--- start of Input records ---

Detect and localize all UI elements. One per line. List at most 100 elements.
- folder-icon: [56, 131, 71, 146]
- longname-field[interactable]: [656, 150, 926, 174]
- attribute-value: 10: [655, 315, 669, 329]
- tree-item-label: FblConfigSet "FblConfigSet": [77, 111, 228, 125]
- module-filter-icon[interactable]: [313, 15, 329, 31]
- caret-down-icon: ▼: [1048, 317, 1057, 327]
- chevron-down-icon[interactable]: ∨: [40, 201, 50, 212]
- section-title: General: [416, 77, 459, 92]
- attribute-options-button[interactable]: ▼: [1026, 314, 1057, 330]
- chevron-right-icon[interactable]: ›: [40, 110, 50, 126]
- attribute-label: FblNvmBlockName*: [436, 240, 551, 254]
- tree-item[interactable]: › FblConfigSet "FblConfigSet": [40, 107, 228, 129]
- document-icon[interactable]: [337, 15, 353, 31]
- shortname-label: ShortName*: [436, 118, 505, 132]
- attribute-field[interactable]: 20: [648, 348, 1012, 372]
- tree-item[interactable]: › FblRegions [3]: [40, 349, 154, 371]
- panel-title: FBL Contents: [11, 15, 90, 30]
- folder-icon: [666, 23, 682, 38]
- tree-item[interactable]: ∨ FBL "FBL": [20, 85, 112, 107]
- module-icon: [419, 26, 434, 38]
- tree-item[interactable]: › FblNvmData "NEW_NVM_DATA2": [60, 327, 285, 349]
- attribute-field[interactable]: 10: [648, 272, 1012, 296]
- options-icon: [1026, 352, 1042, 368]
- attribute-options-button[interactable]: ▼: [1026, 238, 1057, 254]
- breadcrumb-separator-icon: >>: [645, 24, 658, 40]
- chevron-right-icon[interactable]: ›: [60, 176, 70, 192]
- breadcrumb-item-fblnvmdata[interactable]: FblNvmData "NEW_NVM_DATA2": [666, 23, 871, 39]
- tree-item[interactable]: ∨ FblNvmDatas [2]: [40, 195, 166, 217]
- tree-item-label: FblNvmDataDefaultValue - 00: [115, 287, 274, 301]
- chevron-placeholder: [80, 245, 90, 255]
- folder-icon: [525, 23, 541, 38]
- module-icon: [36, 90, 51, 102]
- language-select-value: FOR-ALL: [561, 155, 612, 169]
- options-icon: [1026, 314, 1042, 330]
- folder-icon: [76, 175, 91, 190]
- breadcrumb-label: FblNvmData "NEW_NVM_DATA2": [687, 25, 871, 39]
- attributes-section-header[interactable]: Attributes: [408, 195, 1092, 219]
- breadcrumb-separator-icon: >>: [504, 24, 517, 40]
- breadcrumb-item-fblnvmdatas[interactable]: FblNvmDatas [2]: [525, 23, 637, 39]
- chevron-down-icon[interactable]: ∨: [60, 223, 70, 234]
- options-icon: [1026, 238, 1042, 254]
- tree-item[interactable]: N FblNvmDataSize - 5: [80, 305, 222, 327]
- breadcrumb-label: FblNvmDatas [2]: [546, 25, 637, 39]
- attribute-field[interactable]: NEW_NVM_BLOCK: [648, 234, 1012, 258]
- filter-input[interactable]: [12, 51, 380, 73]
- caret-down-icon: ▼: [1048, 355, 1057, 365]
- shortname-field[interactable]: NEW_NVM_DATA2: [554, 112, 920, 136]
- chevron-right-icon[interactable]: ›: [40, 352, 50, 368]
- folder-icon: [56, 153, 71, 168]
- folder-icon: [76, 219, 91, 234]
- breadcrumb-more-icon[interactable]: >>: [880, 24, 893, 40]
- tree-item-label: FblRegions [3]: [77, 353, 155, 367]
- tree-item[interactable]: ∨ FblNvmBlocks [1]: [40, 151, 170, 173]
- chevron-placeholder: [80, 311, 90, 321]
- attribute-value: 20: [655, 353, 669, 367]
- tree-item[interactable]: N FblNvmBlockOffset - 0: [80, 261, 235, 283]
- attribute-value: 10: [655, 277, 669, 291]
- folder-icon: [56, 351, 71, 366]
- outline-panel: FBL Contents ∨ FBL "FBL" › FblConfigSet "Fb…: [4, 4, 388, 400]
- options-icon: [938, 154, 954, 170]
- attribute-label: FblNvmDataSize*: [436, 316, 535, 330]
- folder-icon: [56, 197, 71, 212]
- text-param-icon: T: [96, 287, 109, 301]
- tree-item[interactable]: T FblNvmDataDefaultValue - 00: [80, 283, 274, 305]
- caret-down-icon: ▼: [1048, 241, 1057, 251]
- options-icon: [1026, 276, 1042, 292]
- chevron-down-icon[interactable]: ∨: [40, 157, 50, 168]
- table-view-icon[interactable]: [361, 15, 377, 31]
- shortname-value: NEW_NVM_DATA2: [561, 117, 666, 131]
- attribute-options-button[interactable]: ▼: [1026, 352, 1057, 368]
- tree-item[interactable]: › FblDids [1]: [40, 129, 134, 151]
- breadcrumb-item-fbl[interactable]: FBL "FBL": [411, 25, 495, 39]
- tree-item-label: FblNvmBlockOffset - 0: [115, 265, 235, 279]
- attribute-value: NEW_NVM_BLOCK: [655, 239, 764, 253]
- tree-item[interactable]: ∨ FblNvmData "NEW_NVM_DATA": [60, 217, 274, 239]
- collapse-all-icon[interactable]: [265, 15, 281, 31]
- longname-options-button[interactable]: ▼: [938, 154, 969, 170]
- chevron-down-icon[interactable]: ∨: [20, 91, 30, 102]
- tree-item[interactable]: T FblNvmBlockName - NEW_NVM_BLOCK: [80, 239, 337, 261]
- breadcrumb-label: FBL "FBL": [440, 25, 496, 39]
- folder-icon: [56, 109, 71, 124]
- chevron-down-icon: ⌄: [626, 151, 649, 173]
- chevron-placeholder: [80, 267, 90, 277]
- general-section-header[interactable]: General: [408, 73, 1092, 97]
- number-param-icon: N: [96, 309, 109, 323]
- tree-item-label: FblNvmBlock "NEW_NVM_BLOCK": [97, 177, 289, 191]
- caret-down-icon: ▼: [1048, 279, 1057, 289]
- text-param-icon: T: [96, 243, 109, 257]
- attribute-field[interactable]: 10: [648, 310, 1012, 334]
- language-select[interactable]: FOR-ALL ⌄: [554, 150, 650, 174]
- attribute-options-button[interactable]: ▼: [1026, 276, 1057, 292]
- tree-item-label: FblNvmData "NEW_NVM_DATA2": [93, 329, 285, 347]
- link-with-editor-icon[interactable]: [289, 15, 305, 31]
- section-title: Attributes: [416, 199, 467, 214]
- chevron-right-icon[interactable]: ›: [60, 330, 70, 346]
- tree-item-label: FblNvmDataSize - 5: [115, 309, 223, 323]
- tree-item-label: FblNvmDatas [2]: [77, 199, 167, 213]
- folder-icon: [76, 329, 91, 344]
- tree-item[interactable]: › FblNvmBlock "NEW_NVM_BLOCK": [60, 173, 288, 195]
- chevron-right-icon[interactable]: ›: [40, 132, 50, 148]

--- end of Input records ---

■ Task requirements: Can you output the records as a numbered list, starting at their first line and ending at the line containing "- attribute-field[interactable]: 20: [648, 348, 1012, 372]", with both of those lines included and blank lines left out?

■ Solution to the exercise:
1. Detect and localize all UI elements. One per line. List at most 100 elements.
2. - folder-icon: [56, 131, 71, 146]
3. - longname-field[interactable]: [656, 150, 926, 174]
4. - attribute-value: 10: [655, 315, 669, 329]
5. - tree-item-label: FblConfigSet "FblConfigSet": [77, 111, 228, 125]
6. - module-filter-icon[interactable]: [313, 15, 329, 31]
7. - caret-down-icon: ▼: [1048, 317, 1057, 327]
8. - chevron-down-icon[interactable]: ∨: [40, 201, 50, 212]
9. - section-title: General: [416, 77, 459, 92]
10. - attribute-options-button[interactable]: ▼: [1026, 314, 1057, 330]
11. - chevron-right-icon[interactable]: ›: [40, 110, 50, 126]
12. - attribute-label: FblNvmBlockName*: [436, 240, 551, 254]
13. - tree-item[interactable]: › FblConfigSet "FblConfigSet": [40, 107, 228, 129]
14. - document-icon[interactable]: [337, 15, 353, 31]
15. - shortname-label: ShortName*: [436, 118, 505, 132]
16. - attribute-field[interactable]: 20: [648, 348, 1012, 372]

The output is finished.